### INFORMATION SUPPLIED
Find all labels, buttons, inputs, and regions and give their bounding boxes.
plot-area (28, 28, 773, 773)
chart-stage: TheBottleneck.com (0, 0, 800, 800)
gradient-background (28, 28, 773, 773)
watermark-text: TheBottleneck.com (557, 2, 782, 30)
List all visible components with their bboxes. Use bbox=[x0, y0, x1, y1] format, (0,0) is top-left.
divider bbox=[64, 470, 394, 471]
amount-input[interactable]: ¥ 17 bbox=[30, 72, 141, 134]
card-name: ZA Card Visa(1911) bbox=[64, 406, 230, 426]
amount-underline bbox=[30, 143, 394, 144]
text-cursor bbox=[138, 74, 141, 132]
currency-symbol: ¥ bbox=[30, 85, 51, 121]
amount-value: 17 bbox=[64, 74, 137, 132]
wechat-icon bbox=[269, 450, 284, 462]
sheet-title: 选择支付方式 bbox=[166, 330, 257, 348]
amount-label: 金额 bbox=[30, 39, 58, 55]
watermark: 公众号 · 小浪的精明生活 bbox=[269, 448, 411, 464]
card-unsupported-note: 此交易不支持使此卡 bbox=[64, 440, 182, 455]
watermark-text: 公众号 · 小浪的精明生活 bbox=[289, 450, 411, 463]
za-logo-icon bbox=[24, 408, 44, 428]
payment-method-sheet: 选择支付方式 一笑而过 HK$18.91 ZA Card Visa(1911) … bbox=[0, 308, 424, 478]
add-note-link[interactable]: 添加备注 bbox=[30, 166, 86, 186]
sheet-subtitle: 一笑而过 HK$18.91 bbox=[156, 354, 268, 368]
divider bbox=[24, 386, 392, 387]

### AIM OF THE TASK
Express the stretch of the records from the start through the line that contains "watermark-text: TheBottleneck.com (557, 2, 782, 30)" as a JSON list of strings, one string per line, leaving out blank lines.

### WRITTEN SOLUTION
[
  "Find all labels, buttons, inputs, and regions and give their bounding boxes.",
  "plot-area (28, 28, 773, 773)",
  "chart-stage: TheBottleneck.com (0, 0, 800, 800)",
  "gradient-background (28, 28, 773, 773)",
  "watermark-text: TheBottleneck.com (557, 2, 782, 30)"
]